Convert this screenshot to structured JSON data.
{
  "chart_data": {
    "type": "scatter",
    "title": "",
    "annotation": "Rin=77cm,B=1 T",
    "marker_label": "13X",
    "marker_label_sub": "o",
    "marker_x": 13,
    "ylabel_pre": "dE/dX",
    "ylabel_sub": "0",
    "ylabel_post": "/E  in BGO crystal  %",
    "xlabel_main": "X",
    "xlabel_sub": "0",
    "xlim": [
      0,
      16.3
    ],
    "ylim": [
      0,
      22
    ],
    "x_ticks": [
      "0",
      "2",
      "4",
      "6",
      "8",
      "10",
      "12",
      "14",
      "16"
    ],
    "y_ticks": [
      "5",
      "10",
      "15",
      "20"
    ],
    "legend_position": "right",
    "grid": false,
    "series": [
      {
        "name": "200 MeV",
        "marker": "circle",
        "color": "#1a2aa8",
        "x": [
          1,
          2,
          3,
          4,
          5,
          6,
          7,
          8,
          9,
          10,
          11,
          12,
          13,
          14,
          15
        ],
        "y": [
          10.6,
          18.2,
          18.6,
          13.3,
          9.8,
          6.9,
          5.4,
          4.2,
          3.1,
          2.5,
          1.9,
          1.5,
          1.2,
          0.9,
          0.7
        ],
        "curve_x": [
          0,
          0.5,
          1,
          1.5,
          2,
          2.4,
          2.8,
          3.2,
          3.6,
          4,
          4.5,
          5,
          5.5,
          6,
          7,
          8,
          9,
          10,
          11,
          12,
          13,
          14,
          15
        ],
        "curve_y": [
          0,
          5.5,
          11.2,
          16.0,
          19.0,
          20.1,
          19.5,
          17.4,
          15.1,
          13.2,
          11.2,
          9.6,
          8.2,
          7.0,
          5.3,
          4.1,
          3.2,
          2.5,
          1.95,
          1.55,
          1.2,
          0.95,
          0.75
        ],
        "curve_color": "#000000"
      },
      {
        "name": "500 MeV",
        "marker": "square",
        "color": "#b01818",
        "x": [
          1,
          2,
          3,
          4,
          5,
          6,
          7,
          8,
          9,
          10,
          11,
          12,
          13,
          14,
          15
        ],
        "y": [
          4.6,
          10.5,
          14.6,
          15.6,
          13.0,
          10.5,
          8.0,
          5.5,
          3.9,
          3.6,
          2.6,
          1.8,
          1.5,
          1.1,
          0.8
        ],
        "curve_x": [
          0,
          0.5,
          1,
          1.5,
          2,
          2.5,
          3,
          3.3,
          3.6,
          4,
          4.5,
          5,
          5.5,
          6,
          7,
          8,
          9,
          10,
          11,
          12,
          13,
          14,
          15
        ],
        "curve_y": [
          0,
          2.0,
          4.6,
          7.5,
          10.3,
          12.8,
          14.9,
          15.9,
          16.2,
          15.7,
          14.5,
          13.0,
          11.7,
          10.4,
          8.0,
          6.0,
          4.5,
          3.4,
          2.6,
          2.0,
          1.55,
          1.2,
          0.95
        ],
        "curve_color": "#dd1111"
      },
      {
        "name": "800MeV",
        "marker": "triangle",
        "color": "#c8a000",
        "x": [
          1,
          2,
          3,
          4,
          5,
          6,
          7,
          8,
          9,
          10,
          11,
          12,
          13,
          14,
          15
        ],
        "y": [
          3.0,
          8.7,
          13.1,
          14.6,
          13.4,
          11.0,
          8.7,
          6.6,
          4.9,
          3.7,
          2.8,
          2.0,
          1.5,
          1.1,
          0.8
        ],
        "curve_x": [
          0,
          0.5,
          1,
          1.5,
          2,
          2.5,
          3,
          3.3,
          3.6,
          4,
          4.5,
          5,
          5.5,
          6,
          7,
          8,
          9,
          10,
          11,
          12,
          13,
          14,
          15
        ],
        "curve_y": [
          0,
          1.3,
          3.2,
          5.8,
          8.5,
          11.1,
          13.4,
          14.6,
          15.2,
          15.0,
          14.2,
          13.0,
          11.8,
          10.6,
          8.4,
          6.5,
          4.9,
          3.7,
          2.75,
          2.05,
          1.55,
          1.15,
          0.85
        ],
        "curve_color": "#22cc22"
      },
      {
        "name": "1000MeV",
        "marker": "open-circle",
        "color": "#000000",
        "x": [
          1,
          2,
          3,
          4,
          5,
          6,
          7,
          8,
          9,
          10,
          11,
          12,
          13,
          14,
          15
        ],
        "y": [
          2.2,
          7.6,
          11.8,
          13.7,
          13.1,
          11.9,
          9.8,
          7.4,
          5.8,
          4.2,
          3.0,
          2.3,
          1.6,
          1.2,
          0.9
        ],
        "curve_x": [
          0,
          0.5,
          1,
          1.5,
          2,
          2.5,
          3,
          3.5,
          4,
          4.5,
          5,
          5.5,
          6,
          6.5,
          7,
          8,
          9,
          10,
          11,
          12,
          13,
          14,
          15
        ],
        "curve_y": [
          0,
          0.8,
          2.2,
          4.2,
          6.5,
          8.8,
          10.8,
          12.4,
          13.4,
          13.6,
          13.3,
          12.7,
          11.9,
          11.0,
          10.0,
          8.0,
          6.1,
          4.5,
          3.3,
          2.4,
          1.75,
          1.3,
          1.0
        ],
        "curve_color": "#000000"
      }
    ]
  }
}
★ ★ ★ ★
* **What needs to be done**
Retype each record exactly, leaving nothing out.

* **Problem solution**
Convert this screenshot to structured JSON data.
{
  "chart_data": {
    "type": "scatter",
    "title": "",
    "annotation": "Rin=77cm,B=1 T",
    "marker_label": "13X",
    "marker_label_sub": "o",
    "marker_x": 13,
    "ylabel_pre": "dE/dX",
    "ylabel_sub": "0",
    "ylabel_post": "/E  in BGO crystal  %",
    "xlabel_main": "X",
    "xlabel_sub": "0",
    "xlim": [
      0,
      16.3
    ],
    "ylim": [
      0,
      22
    ],
    "x_ticks": [
      "0",
      "2",
      "4",
      "6",
      "8",
      "10",
      "12",
      "14",
      "16"
    ],
    "y_ticks": [
      "5",
      "10",
      "15",
      "20"
    ],
    "legend_position": "right",
    "grid": false,
    "series": [
      {
        "name": "200 MeV",
        "marker": "circle",
        "color": "#1a2aa8",
        "x": [
          1,
          2,
          3,
          4,
          5,
          6,
          7,
          8,
          9,
          10,
          11,
          12,
          13,
          14,
          15
        ],
        "y": [
          10.6,
          18.2,
          18.6,
          13.3,
          9.8,
          6.9,
          5.4,
          4.2,
          3.1,
          2.5,
          1.9,
          1.5,
          1.2,
          0.9,
          0.7
        ],
        "curve_x": [
          0,
          0.5,
          1,
          1.5,
          2,
          2.4,
          2.8,
          3.2,
          3.6,
          4,
          4.5,
          5,
          5.5,
          6,
          7,
          8,
          9,
          10,
          11,
          12,
          13,
          14,
          15
        ],
        "curve_y": [
          0,
          5.5,
          11.2,
          16.0,
          19.0,
          20.1,
          19.5,
          17.4,
          15.1,
          13.2,
          11.2,
          9.6,
          8.2,
          7.0,
          5.3,
          4.1,
          3.2,
          2.5,
          1.95,
          1.55,
          1.2,
          0.95,
          0.75
        ],
        "curve_color": "#000000"
      },
      {
        "name": "500 MeV",
        "marker": "square",
        "color": "#b01818",
        "x": [
          1,
          2,
          3,
          4,
          5,
          6,
          7,
          8,
          9,
          10,
          11,
          12,
          13,
          14,
          15
        ],
        "y": [
          4.6,
          10.5,
          14.6,
          15.6,
          13.0,
          10.5,
          8.0,
          5.5,
          3.9,
          3.6,
          2.6,
          1.8,
          1.5,
          1.1,
          0.8
        ],
        "curve_x": [
          0,
          0.5,
          1,
          1.5,
          2,
          2.5,
          3,
          3.3,
          3.6,
          4,
          4.5,
          5,
          5.5,
          6,
          7,
          8,
          9,
          10,
          11,
          12,
          13,
          14,
          15
        ],
        "curve_y": [
          0,
          2.0,
          4.6,
          7.5,
          10.3,
          12.8,
          14.9,
          15.9,
          16.2,
          15.7,
          14.5,
          13.0,
          11.7,
          10.4,
          8.0,
          6.0,
          4.5,
          3.4,
          2.6,
          2.0,
          1.55,
          1.2,
          0.95
        ],
        "curve_color": "#dd1111"
      },
      {
        "name": "800MeV",
        "marker": "triangle",
        "color": "#c8a000",
        "x": [
          1,
          2,
          3,
          4,
          5,
          6,
          7,
          8,
          9,
          10,
          11,
          12,
          13,
          14,
          15
        ],
        "y": [
          3.0,
          8.7,
          13.1,
          14.6,
          13.4,
          11.0,
          8.7,
          6.6,
          4.9,
          3.7,
          2.8,
          2.0,
          1.5,
          1.1,
          0.8
        ],
        "curve_x": [
          0,
          0.5,
          1,
          1.5,
          2,
          2.5,
          3,
          3.3,
          3.6,
          4,
          4.5,
          5,
          5.5,
          6,
          7,
          8,
          9,
          10,
          11,
          12,
          13,
          14,
          15
        ],
        "curve_y": [
          0,
          1.3,
          3.2,
          5.8,
          8.5,
          11.1,
          13.4,
          14.6,
          15.2,
          15.0,
          14.2,
          13.0,
          11.8,
          10.6,
          8.4,
          6.5,
          4.9,
          3.7,
          2.75,
          2.05,
          1.55,
          1.15,
          0.85
        ],
        "curve_color": "#22cc22"
      },
      {
        "name": "1000MeV",
        "marker": "open-circle",
        "color": "#000000",
        "x": [
          1,
          2,
          3,
          4,
          5,
          6,
          7,
          8,
          9,
          10,
          11,
          12,
          13,
          14,
          15
        ],
        "y": [
          2.2,
          7.6,
          11.8,
          13.7,
          13.1,
          11.9,
          9.8,
          7.4,
          5.8,
          4.2,
          3.0,
          2.3,
          1.6,
          1.2,
          0.9
        ],
        "curve_x": [
          0,
          0.5,
          1,
          1.5,
          2,
          2.5,
          3,
          3.5,
          4,
          4.5,
          5,
          5.5,
          6,
          6.5,
          7,
          8,
          9,
          10,
          11,
          12,
          13,
          14,
          15
        ],
        "curve_y": [
          0,
          0.8,
          2.2,
          4.2,
          6.5,
          8.8,
          10.8,
          12.4,
          13.4,
          13.6,
          13.3,
          12.7,
          11.9,
          11.0,
          10.0,
          8.0,
          6.1,
          4.5,
          3.3,
          2.4,
          1.75,
          1.3,
          1.0
        ],
        "curve_color": "#000000"
      }
    ]
  }
}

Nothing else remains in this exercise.